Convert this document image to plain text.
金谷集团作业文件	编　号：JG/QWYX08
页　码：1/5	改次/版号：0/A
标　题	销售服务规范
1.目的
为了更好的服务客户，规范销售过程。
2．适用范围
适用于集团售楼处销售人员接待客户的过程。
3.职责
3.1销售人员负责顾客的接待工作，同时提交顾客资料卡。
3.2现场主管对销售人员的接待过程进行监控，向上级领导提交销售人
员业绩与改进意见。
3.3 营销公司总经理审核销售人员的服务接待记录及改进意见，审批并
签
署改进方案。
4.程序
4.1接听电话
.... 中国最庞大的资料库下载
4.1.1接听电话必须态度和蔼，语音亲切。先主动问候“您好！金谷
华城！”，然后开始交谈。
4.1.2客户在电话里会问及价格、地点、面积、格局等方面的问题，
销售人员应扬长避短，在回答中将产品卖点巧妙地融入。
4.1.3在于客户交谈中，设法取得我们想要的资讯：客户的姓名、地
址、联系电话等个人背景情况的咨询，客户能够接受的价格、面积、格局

--

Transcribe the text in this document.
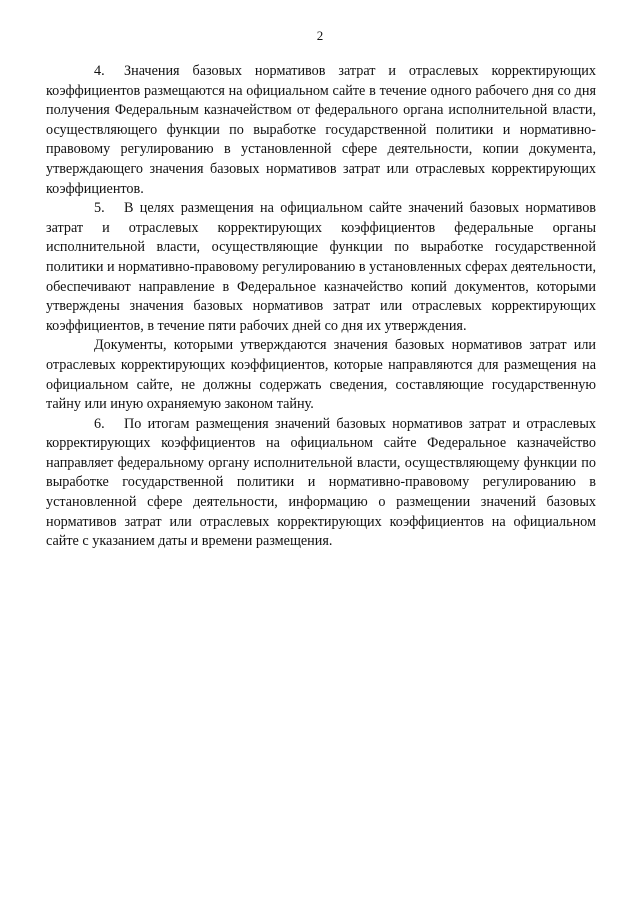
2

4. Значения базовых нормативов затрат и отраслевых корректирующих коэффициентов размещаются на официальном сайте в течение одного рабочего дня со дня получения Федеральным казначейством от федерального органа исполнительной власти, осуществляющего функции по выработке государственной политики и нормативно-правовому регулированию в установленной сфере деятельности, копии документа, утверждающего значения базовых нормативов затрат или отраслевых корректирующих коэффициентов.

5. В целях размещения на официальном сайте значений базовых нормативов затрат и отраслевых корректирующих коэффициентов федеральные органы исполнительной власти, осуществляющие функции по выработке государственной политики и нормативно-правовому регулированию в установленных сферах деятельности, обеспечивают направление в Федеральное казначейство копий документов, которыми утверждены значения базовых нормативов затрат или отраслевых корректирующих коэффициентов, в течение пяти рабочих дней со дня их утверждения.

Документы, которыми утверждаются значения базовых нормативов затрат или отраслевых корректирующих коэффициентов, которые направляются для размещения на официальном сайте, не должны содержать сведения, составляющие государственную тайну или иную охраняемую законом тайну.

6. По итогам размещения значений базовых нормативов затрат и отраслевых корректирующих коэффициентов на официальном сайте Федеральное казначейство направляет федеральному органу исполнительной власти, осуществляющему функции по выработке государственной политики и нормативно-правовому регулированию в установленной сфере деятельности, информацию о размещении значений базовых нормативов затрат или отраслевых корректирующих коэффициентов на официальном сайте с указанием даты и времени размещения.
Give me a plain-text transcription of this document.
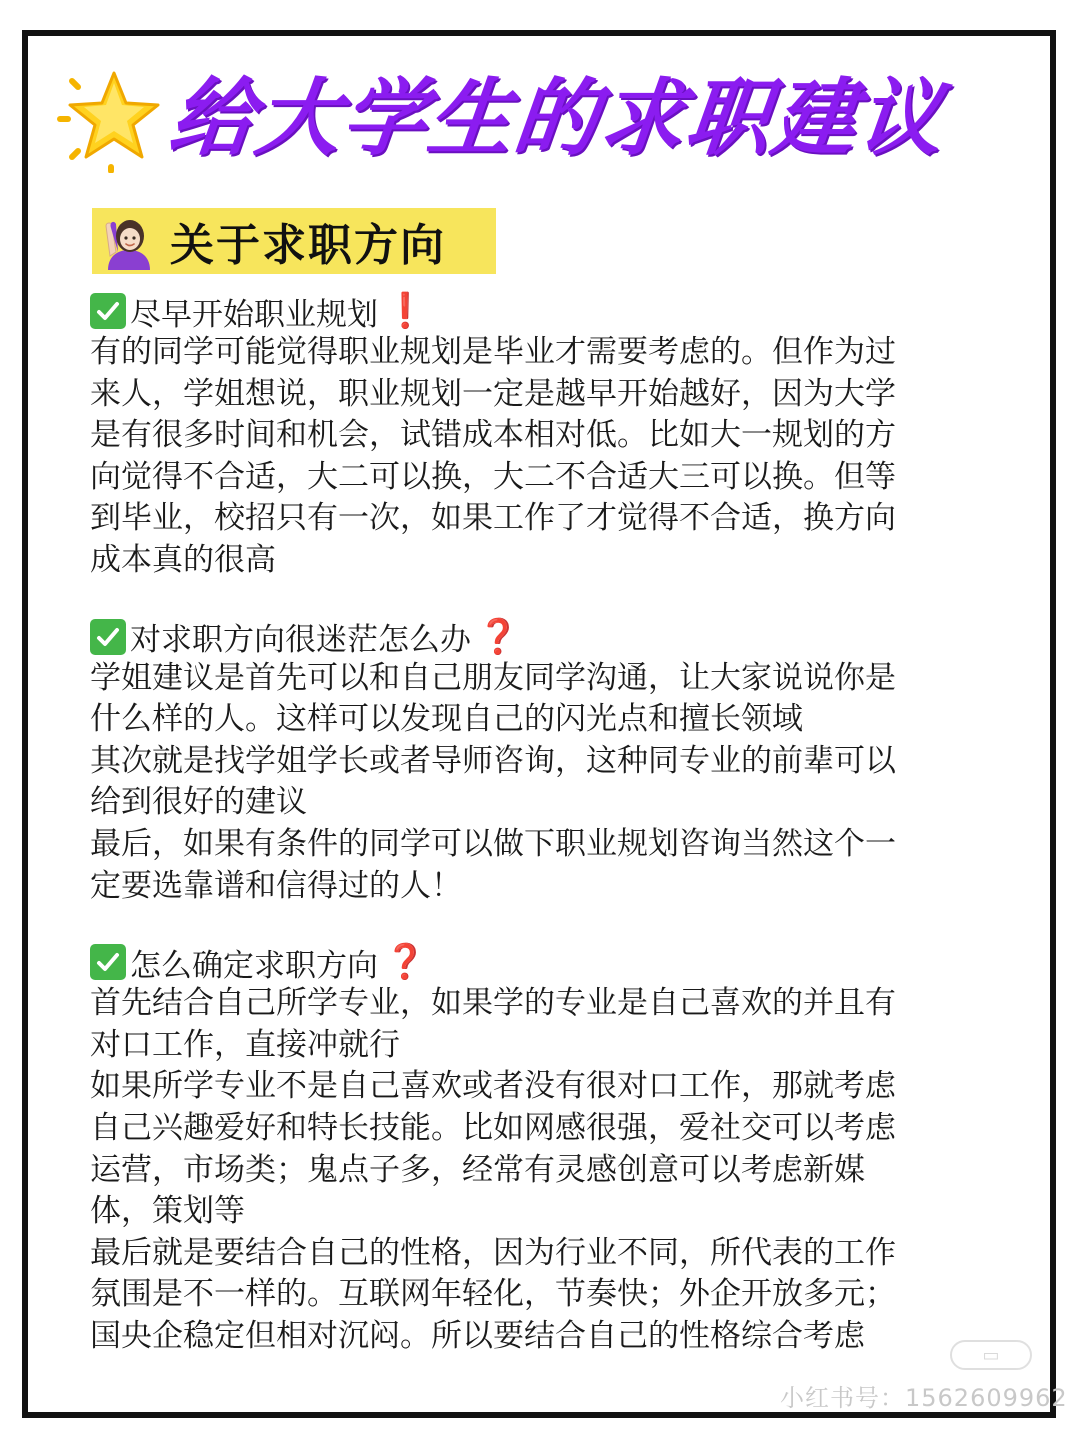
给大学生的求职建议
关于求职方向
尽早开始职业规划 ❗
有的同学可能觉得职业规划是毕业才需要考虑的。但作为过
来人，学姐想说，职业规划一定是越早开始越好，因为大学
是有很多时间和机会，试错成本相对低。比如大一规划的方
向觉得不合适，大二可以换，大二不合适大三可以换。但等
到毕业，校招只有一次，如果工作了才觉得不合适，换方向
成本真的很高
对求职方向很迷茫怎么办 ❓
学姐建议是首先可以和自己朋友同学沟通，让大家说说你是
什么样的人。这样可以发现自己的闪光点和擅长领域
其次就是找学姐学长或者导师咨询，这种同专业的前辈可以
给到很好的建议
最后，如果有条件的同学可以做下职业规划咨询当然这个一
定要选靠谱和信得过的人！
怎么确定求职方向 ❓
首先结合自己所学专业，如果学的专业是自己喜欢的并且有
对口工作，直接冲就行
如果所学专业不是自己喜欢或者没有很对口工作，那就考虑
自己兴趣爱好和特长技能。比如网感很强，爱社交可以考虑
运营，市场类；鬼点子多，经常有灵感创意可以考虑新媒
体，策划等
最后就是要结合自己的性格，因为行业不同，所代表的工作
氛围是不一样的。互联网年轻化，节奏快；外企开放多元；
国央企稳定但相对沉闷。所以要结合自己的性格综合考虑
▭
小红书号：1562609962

--

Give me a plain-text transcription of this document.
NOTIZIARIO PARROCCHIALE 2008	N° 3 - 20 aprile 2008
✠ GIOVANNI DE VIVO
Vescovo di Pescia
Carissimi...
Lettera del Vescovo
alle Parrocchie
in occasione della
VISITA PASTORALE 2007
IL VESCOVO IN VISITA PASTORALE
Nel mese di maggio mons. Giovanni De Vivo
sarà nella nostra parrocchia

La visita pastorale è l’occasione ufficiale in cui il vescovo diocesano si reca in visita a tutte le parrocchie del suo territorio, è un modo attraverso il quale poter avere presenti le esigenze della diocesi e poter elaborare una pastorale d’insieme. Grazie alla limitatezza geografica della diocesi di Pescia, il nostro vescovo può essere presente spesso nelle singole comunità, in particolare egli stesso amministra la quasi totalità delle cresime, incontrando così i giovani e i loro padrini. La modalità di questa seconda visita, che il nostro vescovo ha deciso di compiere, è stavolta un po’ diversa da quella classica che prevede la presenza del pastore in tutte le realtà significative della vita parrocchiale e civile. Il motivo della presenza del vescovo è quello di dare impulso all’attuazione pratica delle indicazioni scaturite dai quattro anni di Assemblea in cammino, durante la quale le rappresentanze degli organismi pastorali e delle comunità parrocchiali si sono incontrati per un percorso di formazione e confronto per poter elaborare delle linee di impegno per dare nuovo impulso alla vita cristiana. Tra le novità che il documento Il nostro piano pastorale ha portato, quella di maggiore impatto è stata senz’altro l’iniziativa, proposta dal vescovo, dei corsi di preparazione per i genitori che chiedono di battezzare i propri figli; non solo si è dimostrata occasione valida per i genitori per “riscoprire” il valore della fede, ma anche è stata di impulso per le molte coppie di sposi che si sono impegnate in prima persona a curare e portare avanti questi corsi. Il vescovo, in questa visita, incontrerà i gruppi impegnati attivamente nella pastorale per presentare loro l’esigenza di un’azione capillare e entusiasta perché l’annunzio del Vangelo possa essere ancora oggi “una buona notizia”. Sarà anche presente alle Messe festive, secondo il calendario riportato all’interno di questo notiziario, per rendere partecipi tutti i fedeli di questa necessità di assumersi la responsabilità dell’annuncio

▸ What is being asked:
Give every line of the material that includes the string "this".

▸ Response to the exercise:
Convert this document image to plain text.
Transcribe the text in this document.
Give me a plain-text transcription of this document.
Give me a plain-text transcription of this document.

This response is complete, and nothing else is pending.